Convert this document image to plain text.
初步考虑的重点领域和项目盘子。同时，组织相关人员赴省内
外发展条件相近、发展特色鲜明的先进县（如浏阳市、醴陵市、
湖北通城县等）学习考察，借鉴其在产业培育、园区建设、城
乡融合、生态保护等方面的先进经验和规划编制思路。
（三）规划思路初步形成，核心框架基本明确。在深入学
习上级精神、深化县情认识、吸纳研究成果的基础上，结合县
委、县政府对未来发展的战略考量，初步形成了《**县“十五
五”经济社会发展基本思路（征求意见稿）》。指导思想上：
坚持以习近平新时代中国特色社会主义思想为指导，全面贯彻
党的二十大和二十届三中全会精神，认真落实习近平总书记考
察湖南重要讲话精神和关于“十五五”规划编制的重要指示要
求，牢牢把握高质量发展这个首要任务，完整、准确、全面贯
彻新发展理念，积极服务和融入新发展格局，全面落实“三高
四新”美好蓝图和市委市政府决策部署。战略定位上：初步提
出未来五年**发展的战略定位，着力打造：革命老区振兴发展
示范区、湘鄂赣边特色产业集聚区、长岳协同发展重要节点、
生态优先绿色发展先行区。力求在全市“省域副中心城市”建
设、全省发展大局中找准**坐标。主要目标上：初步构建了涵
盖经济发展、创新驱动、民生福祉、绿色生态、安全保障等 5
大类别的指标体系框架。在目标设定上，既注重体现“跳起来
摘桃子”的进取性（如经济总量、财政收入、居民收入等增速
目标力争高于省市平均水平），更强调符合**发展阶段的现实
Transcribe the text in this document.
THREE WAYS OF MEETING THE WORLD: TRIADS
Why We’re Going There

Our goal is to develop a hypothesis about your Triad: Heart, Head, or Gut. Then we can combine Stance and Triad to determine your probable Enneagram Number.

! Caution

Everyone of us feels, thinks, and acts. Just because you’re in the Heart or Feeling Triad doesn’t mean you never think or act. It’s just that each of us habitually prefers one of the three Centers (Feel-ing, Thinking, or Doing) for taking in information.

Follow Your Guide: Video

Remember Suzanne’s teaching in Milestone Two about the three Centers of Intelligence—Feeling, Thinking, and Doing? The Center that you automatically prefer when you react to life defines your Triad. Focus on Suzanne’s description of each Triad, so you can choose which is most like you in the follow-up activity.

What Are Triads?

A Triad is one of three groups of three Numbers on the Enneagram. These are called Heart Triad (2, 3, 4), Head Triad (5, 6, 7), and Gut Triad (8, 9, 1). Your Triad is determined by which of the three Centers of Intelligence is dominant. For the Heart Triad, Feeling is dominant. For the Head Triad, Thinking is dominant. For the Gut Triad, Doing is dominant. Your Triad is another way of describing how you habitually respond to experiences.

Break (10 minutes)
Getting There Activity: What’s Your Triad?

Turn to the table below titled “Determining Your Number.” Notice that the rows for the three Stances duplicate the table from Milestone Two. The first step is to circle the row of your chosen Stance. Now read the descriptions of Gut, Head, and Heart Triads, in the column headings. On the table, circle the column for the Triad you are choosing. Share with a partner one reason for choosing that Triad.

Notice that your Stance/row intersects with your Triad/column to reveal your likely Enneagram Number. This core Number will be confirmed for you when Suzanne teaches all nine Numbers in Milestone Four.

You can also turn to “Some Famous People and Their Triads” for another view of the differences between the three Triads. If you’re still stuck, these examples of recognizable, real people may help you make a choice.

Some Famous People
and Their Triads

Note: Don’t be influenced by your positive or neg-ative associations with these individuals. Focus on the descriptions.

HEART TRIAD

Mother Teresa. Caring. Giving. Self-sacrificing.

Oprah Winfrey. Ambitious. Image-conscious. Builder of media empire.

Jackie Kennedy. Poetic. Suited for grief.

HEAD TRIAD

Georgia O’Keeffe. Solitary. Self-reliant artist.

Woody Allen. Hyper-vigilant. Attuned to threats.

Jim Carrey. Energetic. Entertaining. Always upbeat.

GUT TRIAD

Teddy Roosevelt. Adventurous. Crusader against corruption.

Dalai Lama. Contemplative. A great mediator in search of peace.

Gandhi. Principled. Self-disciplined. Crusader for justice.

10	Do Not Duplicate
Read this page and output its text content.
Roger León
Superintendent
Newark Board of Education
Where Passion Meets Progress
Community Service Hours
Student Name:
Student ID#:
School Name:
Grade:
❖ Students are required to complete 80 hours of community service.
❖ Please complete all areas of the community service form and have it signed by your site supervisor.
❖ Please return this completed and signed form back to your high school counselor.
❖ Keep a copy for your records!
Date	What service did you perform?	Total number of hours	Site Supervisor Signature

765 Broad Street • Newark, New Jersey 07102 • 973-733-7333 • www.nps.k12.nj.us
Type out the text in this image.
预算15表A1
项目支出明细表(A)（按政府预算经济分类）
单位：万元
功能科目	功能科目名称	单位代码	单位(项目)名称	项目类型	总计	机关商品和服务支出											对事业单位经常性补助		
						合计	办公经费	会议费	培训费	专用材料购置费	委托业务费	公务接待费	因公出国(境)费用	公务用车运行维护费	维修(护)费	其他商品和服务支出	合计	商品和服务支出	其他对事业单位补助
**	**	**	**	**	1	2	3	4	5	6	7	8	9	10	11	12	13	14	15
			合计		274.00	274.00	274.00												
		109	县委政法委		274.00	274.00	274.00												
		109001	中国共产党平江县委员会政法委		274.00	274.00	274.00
+ + +
Copy out each record from above, exactly.

### Final result
Convert this document image to plain text.
初步考虑的重点领域和项目盘子。同时，组织相关人员赴省内
外发展条件相近、发展特色鲜明的先进县（如浏阳市、醴陵市、
湖北通城县等）学习考察，借鉴其在产业培育、园区建设、城
乡融合、生态保护等方面的先进经验和规划编制思路。
（三）规划思路初步形成，核心框架基本明确。在深入学
习上级精神、深化县情认识、吸纳研究成果的基础上，结合县
委、县政府对未来发展的战略考量，初步形成了《**县“十五
五”经济社会发展基本思路（征求意见稿）》。指导思想上：
坚持以习近平新时代中国特色社会主义思想为指导，全面贯彻
党的二十大和二十届三中全会精神，认真落实习近平总书记考
察湖南重要讲话精神和关于“十五五”规划编制的重要指示要
求，牢牢把握高质量发展这个首要任务，完整、准确、全面贯
彻新发展理念，积极服务和融入新发展格局，全面落实“三高
四新”美好蓝图和市委市政府决策部署。战略定位上：初步提
出未来五年**发展的战略定位，着力打造：革命老区振兴发展
示范区、湘鄂赣边特色产业集聚区、长岳协同发展重要节点、
生态优先绿色发展先行区。力求在全市“省域副中心城市”建
设、全省发展大局中找准**坐标。主要目标上：初步构建了涵
盖经济发展、创新驱动、民生福祉、绿色生态、安全保障等 5
大类别的指标体系框架。在目标设定上，既注重体现“跳起来
摘桃子”的进取性（如经济总量、财政收入、居民收入等增速
目标力争高于省市平均水平），更强调符合**发展阶段的现实
Transcribe the text in this document.
THREE WAYS OF MEETING THE WORLD: TRIADS
Why We’re Going There

Our goal is to develop a hypothesis about your Triad: Heart, Head, or Gut. Then we can combine Stance and Triad to determine your probable Enneagram Number.

! Caution

Everyone of us feels, thinks, and acts. Just because you’re in the Heart or Feeling Triad doesn’t mean you never think or act. It’s just that each of us habitually prefers one of the three Centers (Feel-ing, Thinking, or Doing) for taking in information.

Follow Your Guide: Video

Remember Suzanne’s teaching in Milestone Two about the three Centers of Intelligence—Feeling, Thinking, and Doing? The Center that you automatically prefer when you react to life defines your Triad. Focus on Suzanne’s description of each Triad, so you can choose which is most like you in the follow-up activity.

What Are Triads?

A Triad is one of three groups of three Numbers on the Enneagram. These are called Heart Triad (2, 3, 4), Head Triad (5, 6, 7), and Gut Triad (8, 9, 1). Your Triad is determined by which of the three Centers of Intelligence is dominant. For the Heart Triad, Feeling is dominant. For the Head Triad, Thinking is dominant. For the Gut Triad, Doing is dominant. Your Triad is another way of describing how you habitually respond to experiences.

Break (10 minutes)
Getting There Activity: What’s Your Triad?

Turn to the table below titled “Determining Your Number.” Notice that the rows for the three Stances duplicate the table from Milestone Two. The first step is to circle the row of your chosen Stance. Now read the descriptions of Gut, Head, and Heart Triads, in the column headings. On the table, circle the column for the Triad you are choosing. Share with a partner one reason for choosing that Triad.

Notice that your Stance/row intersects with your Triad/column to reveal your likely Enneagram Number. This core Number will be confirmed for you when Suzanne teaches all nine Numbers in Milestone Four.

You can also turn to “Some Famous People and Their Triads” for another view of the differences between the three Triads. If you’re still stuck, these examples of recognizable, real people may help you make a choice.

Some Famous People
and Their Triads

Note: Don’t be influenced by your positive or neg-ative associations with these individuals. Focus on the descriptions.

HEART TRIAD

Mother Teresa. Caring. Giving. Self-sacrificing.

Oprah Winfrey. Ambitious. Image-conscious. Builder of media empire.

Jackie Kennedy. Poetic. Suited for grief.

HEAD TRIAD

Georgia O’Keeffe. Solitary. Self-reliant artist.

Woody Allen. Hyper-vigilant. Attuned to threats.

Jim Carrey. Energetic. Entertaining. Always upbeat.

GUT TRIAD

Teddy Roosevelt. Adventurous. Crusader against corruption.

Dalai Lama. Contemplative. A great mediator in search of peace.

Gandhi. Principled. Self-disciplined. Crusader for justice.

10	Do Not Duplicate
Read this page and output its text content.
Roger León
Superintendent
Newark Board of Education
Where Passion Meets Progress
Community Service Hours
Student Name:
Student ID#:
School Name:
Grade:
❖ Students are required to complete 80 hours of community service.
❖ Please complete all areas of the community service form and have it signed by your site supervisor.
❖ Please return this completed and signed form back to your high school counselor.
❖ Keep a copy for your records!
Date	What service did you perform?	Total number of hours	Site Supervisor Signature

765 Broad Street • Newark, New Jersey 07102 • 973-733-7333 • www.nps.k12.nj.us
Type out the text in this image.
预算15表A1
项目支出明细表(A)（按政府预算经济分类）
单位：万元
功能科目	功能科目名称	单位代码	单位(项目)名称	项目类型	总计	机关商品和服务支出											对事业单位经常性补助		
						合计	办公经费	会议费	培训费	专用材料购置费	委托业务费	公务接待费	因公出国(境)费用	公务用车运行维护费	维修(护)费	其他商品和服务支出	合计	商品和服务支出	其他对事业单位补助
**	**	**	**	**	1	2	3	4	5	6	7	8	9	10	11	12	13	14	15
			合计		274.00	274.00	274.00												
		109	县委政法委		274.00	274.00	274.00												
		109001	中国共产党平江县委员会政法委		274.00	274.00	274.00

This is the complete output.